§ **Listed entries**:
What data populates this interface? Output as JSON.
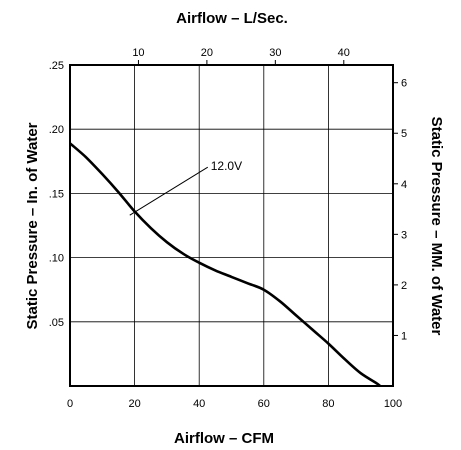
{
  "chart_data": {
    "type": "line",
    "title_top": "Airflow  –  L/Sec.",
    "xlabel": "Airflow  –  CFM",
    "ylabel_left": "Static Pressure  –  In. of Water",
    "ylabel_right": "Static Pressure  –  MM. of Water",
    "x_ticks": [
      "0",
      "20",
      "40",
      "60",
      "80",
      "100"
    ],
    "x_top_ticks": [
      "10",
      "20",
      "30",
      "40"
    ],
    "y_left_ticks": [
      ".05",
      ".10",
      ".15",
      ".20",
      ".25"
    ],
    "y_right_ticks": [
      "1",
      "2",
      "3",
      "4",
      "5",
      "6"
    ],
    "xlim": [
      0,
      100
    ],
    "ylim": [
      0,
      0.25
    ],
    "grid": true,
    "series": [
      {
        "name": "12.0V",
        "x": [
          0,
          5,
          10,
          15,
          20,
          25,
          30,
          35,
          40,
          45,
          50,
          55,
          60,
          65,
          70,
          75,
          80,
          85,
          90,
          95,
          96
        ],
        "y": [
          0.189,
          0.178,
          0.165,
          0.151,
          0.136,
          0.123,
          0.112,
          0.103,
          0.096,
          0.09,
          0.085,
          0.08,
          0.075,
          0.066,
          0.055,
          0.044,
          0.033,
          0.021,
          0.01,
          0.002,
          0.0
        ]
      }
    ],
    "annotation": {
      "text": "12.0V",
      "point_x": 18.5,
      "point_y": 0.133
    }
  }
}
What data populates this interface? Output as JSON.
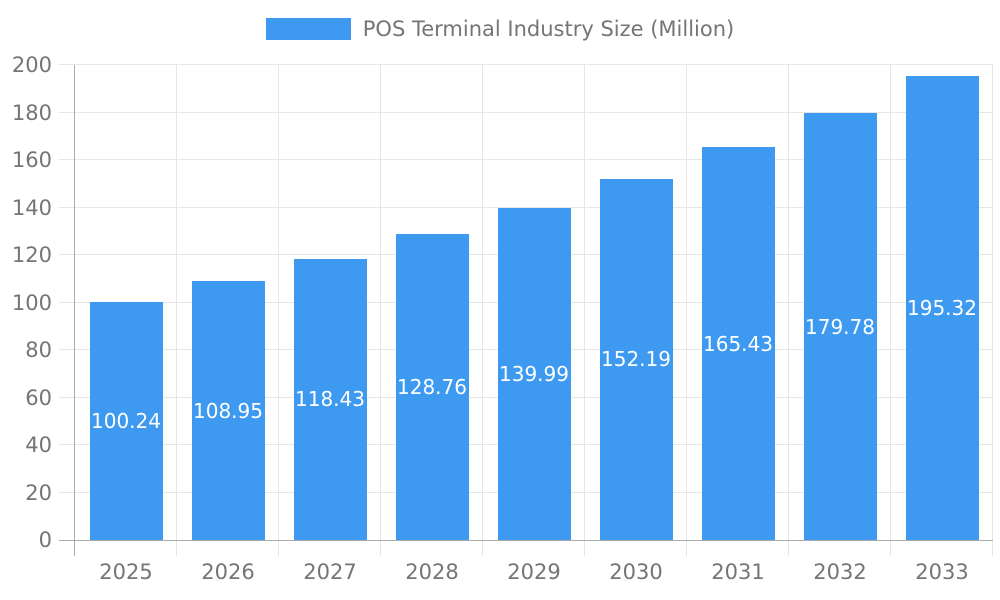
{
  "chart_data": {
    "type": "bar",
    "series_name": "POS Terminal Industry Size (Million)",
    "categories": [
      "2025",
      "2026",
      "2027",
      "2028",
      "2029",
      "2030",
      "2031",
      "2032",
      "2033"
    ],
    "values": [
      100.24,
      108.95,
      118.43,
      128.76,
      139.99,
      152.19,
      165.43,
      179.78,
      195.32
    ],
    "value_labels": [
      "100.24",
      "108.95",
      "118.43",
      "128.76",
      "139.99",
      "152.19",
      "165.43",
      "179.78",
      "195.32"
    ],
    "ylim": [
      0,
      200
    ],
    "ytick_step": 20,
    "ytick_labels": [
      "0",
      "20",
      "40",
      "60",
      "80",
      "100",
      "120",
      "140",
      "160",
      "180",
      "200"
    ],
    "xlabel": "",
    "ylabel": "",
    "grid": true,
    "legend_position": "top"
  },
  "colors": {
    "bar": "#3D9AF0",
    "grid": "#e6e6e6",
    "axis": "#ababab",
    "tick_text": "#757575",
    "value_text": "#ffffff",
    "background": "#ffffff"
  }
}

§ **What you are asked to do**:
Copy all the records above exactly, but leave out the pictures.

§ **Reply**:
What data populates this interface? Output as JSON.
{
  "chart_data": {
    "type": "line",
    "title_top": "Airflow  –  L/Sec.",
    "xlabel": "Airflow  –  CFM",
    "ylabel_left": "Static Pressure  –  In. of Water",
    "ylabel_right": "Static Pressure  –  MM. of Water",
    "x_ticks": [
      "0",
      "20",
      "40",
      "60",
      "80",
      "100"
    ],
    "x_top_ticks": [
      "10",
      "20",
      "30",
      "40"
    ],
    "y_left_ticks": [
      ".05",
      ".10",
      ".15",
      ".20",
      ".25"
    ],
    "y_right_ticks": [
      "1",
      "2",
      "3",
      "4",
      "5",
      "6"
    ],
    "xlim": [
      0,
      100
    ],
    "ylim": [
      0,
      0.25
    ],
    "grid": true,
    "series": [
      {
        "name": "12.0V",
        "x": [
          0,
          5,
          10,
          15,
          20,
          25,
          30,
          35,
          40,
          45,
          50,
          55,
          60,
          65,
          70,
          75,
          80,
          85,
          90,
          95,
          96
        ],
        "y": [
          0.189,
          0.178,
          0.165,
          0.151,
          0.136,
          0.123,
          0.112,
          0.103,
          0.096,
          0.09,
          0.085,
          0.08,
          0.075,
          0.066,
          0.055,
          0.044,
          0.033,
          0.021,
          0.01,
          0.002,
          0.0
        ]
      }
    ],
    "annotation": {
      "text": "12.0V",
      "point_x": 18.5,
      "point_y": 0.133
    }
  }
}
What data populates this interface? Output as JSON.
{
  "chart_data": {
    "type": "bar",
    "series_name": "POS Terminal Industry Size (Million)",
    "categories": [
      "2025",
      "2026",
      "2027",
      "2028",
      "2029",
      "2030",
      "2031",
      "2032",
      "2033"
    ],
    "values": [
      100.24,
      108.95,
      118.43,
      128.76,
      139.99,
      152.19,
      165.43,
      179.78,
      195.32
    ],
    "value_labels": [
      "100.24",
      "108.95",
      "118.43",
      "128.76",
      "139.99",
      "152.19",
      "165.43",
      "179.78",
      "195.32"
    ],
    "ylim": [
      0,
      200
    ],
    "ytick_step": 20,
    "ytick_labels": [
      "0",
      "20",
      "40",
      "60",
      "80",
      "100",
      "120",
      "140",
      "160",
      "180",
      "200"
    ],
    "xlabel": "",
    "ylabel": "",
    "grid": true,
    "legend_position": "top"
  },
  "colors": {
    "bar": "#3D9AF0",
    "grid": "#e6e6e6",
    "axis": "#ababab",
    "tick_text": "#757575",
    "value_text": "#ffffff",
    "background": "#ffffff"
  }
}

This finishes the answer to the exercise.